### TASK GOAL
Which lines in the material below contain the word "영상예배"? Copy each of them.

### AVAILABLE RECORDS

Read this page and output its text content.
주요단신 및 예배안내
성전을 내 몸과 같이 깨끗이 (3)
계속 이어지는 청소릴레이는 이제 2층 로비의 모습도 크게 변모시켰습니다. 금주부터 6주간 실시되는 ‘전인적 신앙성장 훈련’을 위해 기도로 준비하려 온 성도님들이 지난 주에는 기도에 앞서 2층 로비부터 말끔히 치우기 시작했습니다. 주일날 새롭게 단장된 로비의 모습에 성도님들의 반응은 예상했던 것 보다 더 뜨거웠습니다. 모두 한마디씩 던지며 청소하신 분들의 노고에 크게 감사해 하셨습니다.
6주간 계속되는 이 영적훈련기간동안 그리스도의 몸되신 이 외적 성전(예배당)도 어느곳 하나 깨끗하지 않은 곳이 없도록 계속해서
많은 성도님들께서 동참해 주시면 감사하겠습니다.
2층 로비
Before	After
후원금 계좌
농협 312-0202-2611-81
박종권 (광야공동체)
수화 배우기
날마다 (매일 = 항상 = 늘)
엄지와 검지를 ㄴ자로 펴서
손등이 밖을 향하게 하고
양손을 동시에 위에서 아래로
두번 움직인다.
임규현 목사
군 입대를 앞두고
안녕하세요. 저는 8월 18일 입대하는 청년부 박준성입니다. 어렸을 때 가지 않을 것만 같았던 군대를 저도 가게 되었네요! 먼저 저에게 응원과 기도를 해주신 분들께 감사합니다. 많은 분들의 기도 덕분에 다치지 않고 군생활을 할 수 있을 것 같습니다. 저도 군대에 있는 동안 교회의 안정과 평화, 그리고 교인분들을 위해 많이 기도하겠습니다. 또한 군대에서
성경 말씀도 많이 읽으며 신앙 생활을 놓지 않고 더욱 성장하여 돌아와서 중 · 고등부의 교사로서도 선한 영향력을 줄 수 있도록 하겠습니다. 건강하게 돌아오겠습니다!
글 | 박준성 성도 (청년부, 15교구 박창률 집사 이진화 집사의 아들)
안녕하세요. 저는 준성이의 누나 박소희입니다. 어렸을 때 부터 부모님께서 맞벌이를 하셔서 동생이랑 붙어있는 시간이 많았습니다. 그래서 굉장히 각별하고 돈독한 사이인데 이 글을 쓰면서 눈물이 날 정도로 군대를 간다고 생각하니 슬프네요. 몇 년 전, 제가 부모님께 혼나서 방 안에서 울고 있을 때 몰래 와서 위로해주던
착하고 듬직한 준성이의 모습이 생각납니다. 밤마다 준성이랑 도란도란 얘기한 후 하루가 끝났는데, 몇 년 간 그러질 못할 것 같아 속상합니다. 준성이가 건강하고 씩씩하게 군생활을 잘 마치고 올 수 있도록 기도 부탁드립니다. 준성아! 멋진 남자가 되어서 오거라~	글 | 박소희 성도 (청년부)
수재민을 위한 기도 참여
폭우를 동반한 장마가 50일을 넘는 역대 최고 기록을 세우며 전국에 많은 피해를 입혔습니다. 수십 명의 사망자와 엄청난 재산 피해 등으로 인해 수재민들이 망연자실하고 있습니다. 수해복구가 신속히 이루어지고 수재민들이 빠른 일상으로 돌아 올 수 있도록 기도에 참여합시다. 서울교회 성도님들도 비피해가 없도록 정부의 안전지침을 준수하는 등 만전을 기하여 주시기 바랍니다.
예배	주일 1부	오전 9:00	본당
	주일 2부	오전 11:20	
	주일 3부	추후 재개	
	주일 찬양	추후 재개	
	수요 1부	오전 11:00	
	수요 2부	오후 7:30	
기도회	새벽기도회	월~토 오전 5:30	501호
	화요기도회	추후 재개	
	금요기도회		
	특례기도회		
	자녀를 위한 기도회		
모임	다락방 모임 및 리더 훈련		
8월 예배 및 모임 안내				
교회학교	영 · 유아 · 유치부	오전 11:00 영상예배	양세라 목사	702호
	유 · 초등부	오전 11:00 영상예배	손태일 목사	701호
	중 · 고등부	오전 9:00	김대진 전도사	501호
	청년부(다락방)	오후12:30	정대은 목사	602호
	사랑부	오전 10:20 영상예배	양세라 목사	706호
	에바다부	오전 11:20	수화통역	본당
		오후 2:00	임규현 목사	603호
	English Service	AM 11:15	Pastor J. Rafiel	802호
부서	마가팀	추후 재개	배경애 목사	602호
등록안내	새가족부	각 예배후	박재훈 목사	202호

### FULL ANSWER
교회학교	영 · 유아 · 유치부	오전 11:00 영상예배	양세라 목사	702호
	유 · 초등부	오전 11:00 영상예배	손태일 목사	701호
	사랑부	오전 10:20 영상예배	양세라 목사	706호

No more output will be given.